▸ **Exercices à réaliser**:
1 > Recopiez intégralement l'extrait consacré aux sculptures musicales de Richard Di Rosa.
2 > Reproduisez à l'identique les entrées, depuis leur toute première ligne jusqu'à la ligne contenant « The second arrangement », celle-ci comprise. Laissez les images de côté.

« Dans son rapport avec la musique, décliné depuis 1992, le projet de Richard Di Rosa tient du défi : capter un instant de jeu musical, l’immobiliser sous la forme d’éléments plastiques simples, qui s’imposent immédiatement, tout en demeurant au plus près du dynamisme qui lui est propre. Le paradoxe est ainsi clairement affirmé ; d’un côté, le puissant catalyseur que représente le choix d’une musique ou d’un musicien, à un moment donné, de l’autre un objet qui fixe une fois pour toutes cette joie éphémère de l’écoute, pour en laisser une empreinte palpable, fortement ancrée dans la matière et la couleur.
Di Rosa démontre que quelques figures et combinaisons de signes peuvent suffire à traduire l’identité d’un personnage musical, à la manière d’une signature ou d’un pictogramme. Visant généralement un trait essentiel à la pratique d’un instrument, il obtient des sculptures qui rythment l’espace, notamment à travers le jeu de formes pleines, massives, vivement colorées, et de tiges qui produisent une impression de flexibilité, contribuant à donner aux objets un aspect aérien, fugitif, qui les infléchissent vers le geste. Les instruments sont comme distanciés, en raison du changement de matériau qui s’est opéré, car le langage plastique doit pouvoir reprendre ses droits. Libérant de manière ludique leurs formes des contraintes fonctionnelles, il montre non seulement le musicien et son instrument, mais également d’éventuels accessoires (un pupitre, un micro, un spot lumineux, qui se confond souvent avec le socle de la sculpture) comme autant d’éléments d’un théâtre dont les pôles d’attraction peuvent se révéler tour à tour aussi bien sonores que visuels, se rejoignant dans la force d’un vécu qui s’adresse simultanément à l’œil et à l’oreille. »

▸ **Entrées fournies**:
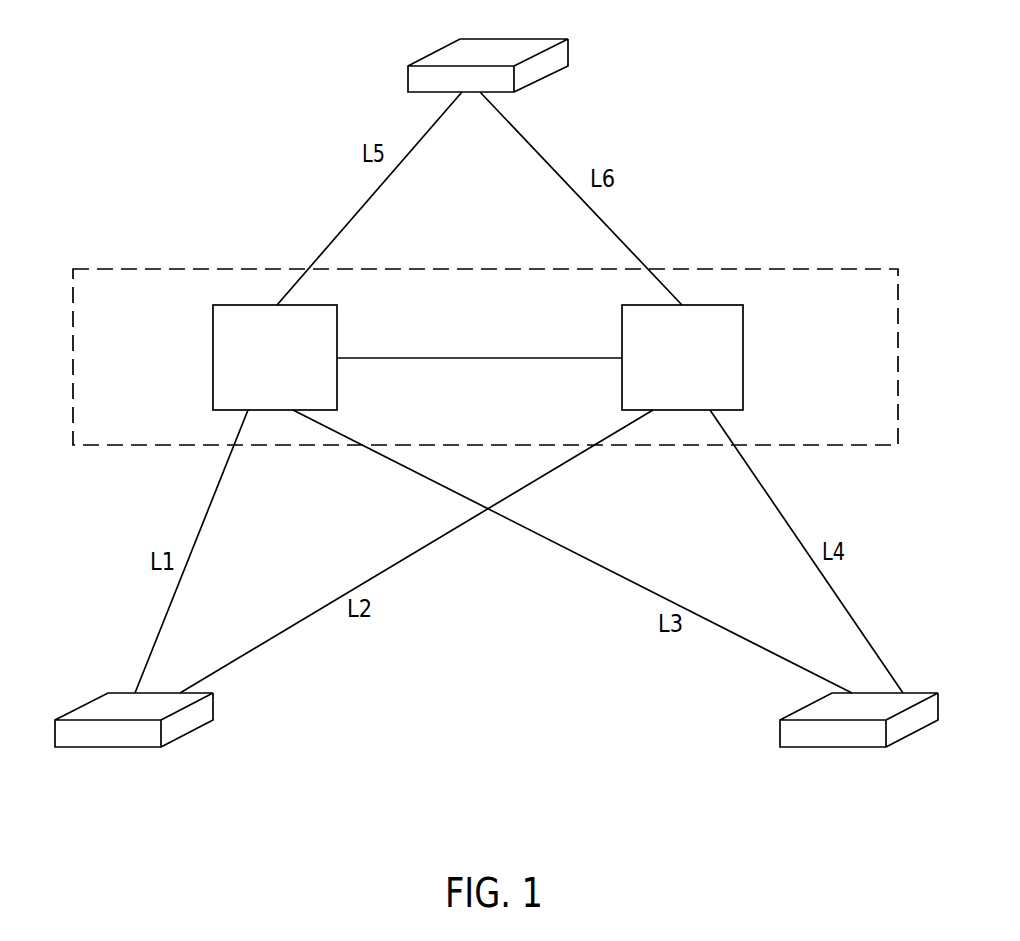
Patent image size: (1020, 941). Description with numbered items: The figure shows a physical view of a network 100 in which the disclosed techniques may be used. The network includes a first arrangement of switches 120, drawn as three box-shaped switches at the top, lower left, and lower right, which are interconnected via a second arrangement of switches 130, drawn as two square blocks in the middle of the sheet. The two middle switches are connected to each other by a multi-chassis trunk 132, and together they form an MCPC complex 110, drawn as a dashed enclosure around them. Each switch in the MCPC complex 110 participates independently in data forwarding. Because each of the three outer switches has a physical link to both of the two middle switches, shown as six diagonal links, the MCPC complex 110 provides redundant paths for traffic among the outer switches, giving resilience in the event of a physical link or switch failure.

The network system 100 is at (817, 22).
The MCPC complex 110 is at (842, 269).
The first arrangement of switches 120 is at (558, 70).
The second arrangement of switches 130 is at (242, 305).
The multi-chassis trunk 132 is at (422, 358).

▸ **Réponses attendues**:
1 >
« Dans son rapport avec la musique, décliné depuis 1992, le projet de Richard Di Rosa tient du défi : capter un instant de jeu musical, l’immobiliser sous la forme d’éléments plastiques simples, qui s’imposent immédiatement, tout en demeurant au plus près du dynamisme qui lui est propre. Le paradoxe est ainsi clairement affirmé ; d’un côté, le puissant catalyseur que représente le choix d’une musique ou d’un musicien, à un moment donné, de l’autre un objet qui fixe une fois pour toutes cette joie éphémère de l’écoute, pour en laisser une empreinte palpable, fortement ancrée dans la matière et la couleur.
Di Rosa démontre que quelques figures et combinaisons de signes peuvent suffire à traduire l’identité d’un personnage musical, à la manière d’une signature ou d’un pictogramme. Visant généralement un trait essentiel à la pratique d’un instrument, il obtient des sculptures qui rythment l’espace, notamment à travers le jeu de formes pleines, massives, vivement colorées, et de tiges qui produisent une impression de flexibilité, contribuant à donner aux objets un aspect aérien, fugitif, qui les infléchissent vers le geste. Les instruments sont comme distanciés, en raison du changement de matériau qui s’est opéré, car le langage plastique doit pouvoir reprendre ses droits. Libérant de manière ludique leurs formes des contraintes fonctionnelles, il montre non seulement le musicien et son instrument, mais également d’éventuels accessoires (un pupitre, un micro, un spot lumineux, qui se confond souvent avec le socle de la sculpture) comme autant d’éléments d’un théâtre dont les pôles d’attraction peuvent se révéler tour à tour aussi bien sonores que visuels, se rejoignant dans la force d’un vécu qui s’adresse simultanément à l’œil et à l’oreille. »

2 >
Patent image size: (1020, 941). Description with numbered items: The figure shows a physical view of a network 100 in which the disclosed techniques may be used. The network includes a first arrangement of switches 120, drawn as three box-shaped switches at the top, lower left, and lower right, which are interconnected via a second arrangement of switches 130, drawn as two square blocks in the middle of the sheet. The two middle switches are connected to each other by a multi-chassis trunk 132, and together they form an MCPC complex 110, drawn as a dashed enclosure around them. Each switch in the MCPC complex 110 participates independently in data forwarding. Because each of the three outer switches has a physical link to both of the two middle switches, shown as six diagonal links, the MCPC complex 110 provides redundant paths for traffic among the outer switches, giving resilience in the event of a physical link or switch failure.

The network system 100 is at (817, 22).
The MCPC complex 110 is at (842, 269).
The first arrangement of switches 120 is at (558, 70).
The second arrangement of switches 130 is at (242, 305).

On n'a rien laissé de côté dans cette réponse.